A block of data
━━━━━━

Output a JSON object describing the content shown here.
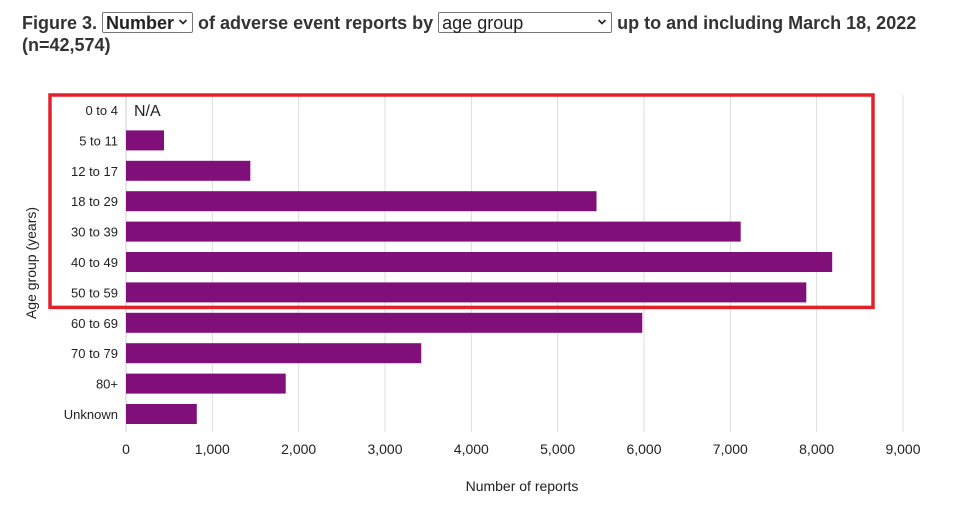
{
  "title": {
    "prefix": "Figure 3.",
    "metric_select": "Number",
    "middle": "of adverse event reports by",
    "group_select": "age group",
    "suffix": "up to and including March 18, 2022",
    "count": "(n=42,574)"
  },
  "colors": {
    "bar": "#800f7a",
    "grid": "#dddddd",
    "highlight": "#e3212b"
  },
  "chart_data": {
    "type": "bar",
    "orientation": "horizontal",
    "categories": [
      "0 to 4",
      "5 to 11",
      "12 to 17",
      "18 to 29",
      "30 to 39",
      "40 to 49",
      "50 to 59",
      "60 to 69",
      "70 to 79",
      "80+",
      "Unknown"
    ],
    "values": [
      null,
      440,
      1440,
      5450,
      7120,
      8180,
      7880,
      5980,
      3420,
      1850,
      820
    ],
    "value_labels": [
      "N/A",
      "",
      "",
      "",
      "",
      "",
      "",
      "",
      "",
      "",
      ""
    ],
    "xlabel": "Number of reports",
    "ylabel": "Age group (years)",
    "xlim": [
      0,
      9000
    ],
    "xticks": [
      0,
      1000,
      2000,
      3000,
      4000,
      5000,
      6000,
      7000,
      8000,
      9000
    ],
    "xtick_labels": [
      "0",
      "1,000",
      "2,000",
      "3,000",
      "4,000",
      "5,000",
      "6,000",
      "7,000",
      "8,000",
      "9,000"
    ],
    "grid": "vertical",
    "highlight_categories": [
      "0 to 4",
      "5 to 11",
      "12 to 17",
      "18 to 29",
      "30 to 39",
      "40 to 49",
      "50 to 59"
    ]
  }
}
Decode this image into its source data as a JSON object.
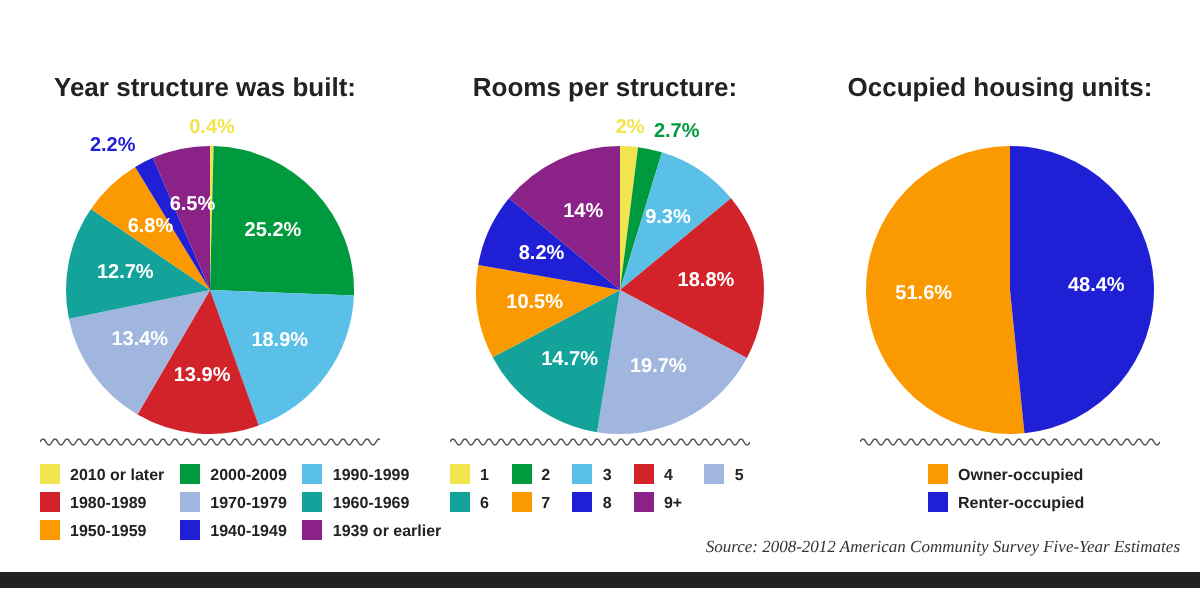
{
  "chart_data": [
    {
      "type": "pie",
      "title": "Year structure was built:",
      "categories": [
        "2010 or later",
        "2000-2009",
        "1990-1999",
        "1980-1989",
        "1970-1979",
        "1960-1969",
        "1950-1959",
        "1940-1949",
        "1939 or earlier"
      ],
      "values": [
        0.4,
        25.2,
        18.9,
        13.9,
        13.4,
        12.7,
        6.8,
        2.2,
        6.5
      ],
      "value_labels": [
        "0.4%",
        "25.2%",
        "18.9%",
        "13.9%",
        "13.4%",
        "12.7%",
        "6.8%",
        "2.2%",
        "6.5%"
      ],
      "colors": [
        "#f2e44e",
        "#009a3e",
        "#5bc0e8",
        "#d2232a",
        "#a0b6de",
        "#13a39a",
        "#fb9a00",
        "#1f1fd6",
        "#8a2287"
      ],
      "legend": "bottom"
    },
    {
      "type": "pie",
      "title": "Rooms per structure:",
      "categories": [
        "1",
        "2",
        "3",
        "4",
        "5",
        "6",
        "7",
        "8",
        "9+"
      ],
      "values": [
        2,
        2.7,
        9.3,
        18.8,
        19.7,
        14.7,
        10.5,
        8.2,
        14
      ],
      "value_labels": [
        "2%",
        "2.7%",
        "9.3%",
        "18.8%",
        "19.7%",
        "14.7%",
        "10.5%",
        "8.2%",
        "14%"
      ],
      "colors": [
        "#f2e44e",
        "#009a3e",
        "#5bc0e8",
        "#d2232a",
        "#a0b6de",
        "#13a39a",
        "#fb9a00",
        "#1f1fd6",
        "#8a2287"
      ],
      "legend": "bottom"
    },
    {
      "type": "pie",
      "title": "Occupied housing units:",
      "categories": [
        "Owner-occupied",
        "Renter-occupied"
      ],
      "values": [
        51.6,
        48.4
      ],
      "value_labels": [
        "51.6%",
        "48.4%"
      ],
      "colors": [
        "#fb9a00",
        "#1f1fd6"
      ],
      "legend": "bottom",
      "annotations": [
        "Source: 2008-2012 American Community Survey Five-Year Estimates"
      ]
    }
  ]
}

━━━━━━

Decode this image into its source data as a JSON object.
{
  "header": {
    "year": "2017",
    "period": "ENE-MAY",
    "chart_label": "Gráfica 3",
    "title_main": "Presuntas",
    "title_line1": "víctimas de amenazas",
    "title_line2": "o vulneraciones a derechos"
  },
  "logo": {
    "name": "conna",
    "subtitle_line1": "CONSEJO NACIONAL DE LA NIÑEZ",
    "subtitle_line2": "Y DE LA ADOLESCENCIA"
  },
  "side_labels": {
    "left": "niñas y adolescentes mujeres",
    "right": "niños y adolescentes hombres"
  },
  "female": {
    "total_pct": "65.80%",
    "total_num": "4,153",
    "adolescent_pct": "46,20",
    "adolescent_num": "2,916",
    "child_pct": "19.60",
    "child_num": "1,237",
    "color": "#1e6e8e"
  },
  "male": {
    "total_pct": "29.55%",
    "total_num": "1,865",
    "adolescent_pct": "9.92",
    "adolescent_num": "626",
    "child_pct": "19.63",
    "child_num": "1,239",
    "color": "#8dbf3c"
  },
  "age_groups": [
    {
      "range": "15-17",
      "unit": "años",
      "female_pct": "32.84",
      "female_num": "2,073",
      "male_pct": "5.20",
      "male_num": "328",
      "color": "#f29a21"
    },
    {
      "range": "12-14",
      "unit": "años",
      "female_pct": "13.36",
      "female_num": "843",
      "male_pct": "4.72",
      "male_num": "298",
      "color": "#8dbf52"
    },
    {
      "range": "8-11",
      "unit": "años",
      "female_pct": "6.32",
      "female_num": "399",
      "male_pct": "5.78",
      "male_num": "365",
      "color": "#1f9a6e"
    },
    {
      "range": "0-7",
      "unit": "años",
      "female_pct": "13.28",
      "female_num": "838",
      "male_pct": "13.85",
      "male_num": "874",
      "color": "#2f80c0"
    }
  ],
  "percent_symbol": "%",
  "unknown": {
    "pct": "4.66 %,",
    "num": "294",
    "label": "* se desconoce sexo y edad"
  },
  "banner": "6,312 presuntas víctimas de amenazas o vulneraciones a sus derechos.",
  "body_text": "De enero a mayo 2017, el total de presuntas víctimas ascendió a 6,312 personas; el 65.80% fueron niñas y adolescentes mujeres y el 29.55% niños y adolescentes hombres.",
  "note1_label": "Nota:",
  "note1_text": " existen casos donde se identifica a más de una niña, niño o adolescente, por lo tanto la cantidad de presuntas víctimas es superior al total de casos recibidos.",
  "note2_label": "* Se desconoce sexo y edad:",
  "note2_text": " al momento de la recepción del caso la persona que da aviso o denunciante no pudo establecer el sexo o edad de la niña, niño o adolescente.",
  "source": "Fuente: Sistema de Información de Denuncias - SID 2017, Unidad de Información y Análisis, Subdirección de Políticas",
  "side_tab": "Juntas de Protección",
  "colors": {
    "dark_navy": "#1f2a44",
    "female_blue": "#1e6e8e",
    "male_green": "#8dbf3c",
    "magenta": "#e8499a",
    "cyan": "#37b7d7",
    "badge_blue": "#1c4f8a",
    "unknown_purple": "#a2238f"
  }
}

━━━━━━

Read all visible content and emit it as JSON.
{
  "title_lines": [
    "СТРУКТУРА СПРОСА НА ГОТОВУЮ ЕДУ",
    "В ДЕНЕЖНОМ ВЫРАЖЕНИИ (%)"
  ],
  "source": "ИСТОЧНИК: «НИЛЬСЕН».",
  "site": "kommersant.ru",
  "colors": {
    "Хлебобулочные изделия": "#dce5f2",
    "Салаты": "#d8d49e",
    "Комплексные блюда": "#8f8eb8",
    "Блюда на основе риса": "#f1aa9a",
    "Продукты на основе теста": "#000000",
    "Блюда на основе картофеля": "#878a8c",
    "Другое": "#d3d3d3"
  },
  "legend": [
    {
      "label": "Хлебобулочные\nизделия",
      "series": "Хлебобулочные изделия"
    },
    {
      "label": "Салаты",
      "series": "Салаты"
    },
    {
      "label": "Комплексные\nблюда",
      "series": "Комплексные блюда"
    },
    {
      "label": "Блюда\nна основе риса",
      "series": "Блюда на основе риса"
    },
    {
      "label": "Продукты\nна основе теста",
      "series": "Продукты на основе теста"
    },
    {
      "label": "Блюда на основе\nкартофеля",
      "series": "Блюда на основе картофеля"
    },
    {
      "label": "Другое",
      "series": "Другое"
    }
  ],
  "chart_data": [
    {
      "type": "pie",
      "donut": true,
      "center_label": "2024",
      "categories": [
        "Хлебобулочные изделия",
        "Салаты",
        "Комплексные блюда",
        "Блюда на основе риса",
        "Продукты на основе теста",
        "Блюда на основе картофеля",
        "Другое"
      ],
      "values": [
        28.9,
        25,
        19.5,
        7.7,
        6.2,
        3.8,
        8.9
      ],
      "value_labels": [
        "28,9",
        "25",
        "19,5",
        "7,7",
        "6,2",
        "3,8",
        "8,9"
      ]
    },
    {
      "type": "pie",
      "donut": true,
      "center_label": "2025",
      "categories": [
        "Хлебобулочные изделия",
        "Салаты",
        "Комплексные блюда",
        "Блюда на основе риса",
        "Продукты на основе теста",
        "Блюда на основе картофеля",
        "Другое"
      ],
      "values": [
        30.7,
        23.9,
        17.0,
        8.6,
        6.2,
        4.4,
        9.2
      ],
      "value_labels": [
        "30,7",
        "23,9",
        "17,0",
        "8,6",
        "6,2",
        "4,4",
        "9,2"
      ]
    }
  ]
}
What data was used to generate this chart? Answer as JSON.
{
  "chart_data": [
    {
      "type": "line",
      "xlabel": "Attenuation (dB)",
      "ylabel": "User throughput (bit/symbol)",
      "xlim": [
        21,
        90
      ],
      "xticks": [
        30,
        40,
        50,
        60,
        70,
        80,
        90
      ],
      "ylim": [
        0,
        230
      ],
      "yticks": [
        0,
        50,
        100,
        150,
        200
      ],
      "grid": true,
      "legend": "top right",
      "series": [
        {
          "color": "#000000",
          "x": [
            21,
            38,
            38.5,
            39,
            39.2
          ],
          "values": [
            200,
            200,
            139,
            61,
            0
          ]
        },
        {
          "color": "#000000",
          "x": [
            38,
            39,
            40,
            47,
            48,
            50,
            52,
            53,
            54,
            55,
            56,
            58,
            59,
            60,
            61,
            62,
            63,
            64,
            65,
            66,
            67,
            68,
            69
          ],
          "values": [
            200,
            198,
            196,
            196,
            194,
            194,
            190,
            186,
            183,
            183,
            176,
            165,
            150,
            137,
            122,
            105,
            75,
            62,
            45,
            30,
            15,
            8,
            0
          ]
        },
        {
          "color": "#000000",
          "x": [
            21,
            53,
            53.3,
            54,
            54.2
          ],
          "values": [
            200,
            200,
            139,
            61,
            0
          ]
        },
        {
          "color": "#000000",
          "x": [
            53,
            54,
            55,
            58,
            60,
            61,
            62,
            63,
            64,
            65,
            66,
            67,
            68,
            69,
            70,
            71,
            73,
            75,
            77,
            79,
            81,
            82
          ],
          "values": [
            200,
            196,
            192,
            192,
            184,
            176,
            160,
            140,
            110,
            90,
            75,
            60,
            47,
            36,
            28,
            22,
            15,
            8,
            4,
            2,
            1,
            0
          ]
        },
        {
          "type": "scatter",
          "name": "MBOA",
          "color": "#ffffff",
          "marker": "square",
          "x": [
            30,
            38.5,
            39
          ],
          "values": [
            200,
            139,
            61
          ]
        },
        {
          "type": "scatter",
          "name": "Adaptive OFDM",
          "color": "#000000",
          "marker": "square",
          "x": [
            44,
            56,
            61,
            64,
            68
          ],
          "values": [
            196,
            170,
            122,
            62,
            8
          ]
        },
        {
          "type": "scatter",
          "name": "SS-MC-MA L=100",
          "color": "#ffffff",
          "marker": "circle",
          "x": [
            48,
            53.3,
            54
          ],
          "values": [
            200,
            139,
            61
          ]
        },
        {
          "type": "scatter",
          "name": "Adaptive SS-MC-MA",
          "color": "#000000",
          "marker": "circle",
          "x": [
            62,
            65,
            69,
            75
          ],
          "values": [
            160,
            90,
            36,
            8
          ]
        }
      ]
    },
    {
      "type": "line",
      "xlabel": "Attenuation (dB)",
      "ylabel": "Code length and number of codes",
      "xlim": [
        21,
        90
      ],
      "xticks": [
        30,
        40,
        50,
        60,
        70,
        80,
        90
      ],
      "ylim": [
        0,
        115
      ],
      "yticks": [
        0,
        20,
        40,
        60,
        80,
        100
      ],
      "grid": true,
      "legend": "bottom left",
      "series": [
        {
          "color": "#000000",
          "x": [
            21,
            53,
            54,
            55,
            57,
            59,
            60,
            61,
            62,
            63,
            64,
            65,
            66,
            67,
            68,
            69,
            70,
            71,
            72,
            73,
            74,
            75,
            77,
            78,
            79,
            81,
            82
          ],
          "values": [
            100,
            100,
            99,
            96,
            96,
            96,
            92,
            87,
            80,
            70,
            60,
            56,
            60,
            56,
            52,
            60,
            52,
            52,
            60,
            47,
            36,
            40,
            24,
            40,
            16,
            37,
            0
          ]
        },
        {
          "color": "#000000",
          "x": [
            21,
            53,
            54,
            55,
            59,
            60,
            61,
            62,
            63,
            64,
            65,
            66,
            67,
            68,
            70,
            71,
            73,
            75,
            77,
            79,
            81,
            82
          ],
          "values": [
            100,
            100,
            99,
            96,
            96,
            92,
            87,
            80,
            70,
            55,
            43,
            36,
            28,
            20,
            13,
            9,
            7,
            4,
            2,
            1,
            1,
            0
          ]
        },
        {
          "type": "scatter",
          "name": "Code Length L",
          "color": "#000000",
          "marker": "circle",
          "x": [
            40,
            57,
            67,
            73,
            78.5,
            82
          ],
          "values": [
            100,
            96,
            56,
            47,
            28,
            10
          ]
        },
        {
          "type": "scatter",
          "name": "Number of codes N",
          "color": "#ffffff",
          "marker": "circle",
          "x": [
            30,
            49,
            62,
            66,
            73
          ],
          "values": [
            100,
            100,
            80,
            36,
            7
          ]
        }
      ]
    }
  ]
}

━━━━━━

■ Task prompt
Copy out every line in the entries above that holds "content".

■ Final answer
Output a JSON object describing the content shown here.
Read all visible content and emit it as JSON.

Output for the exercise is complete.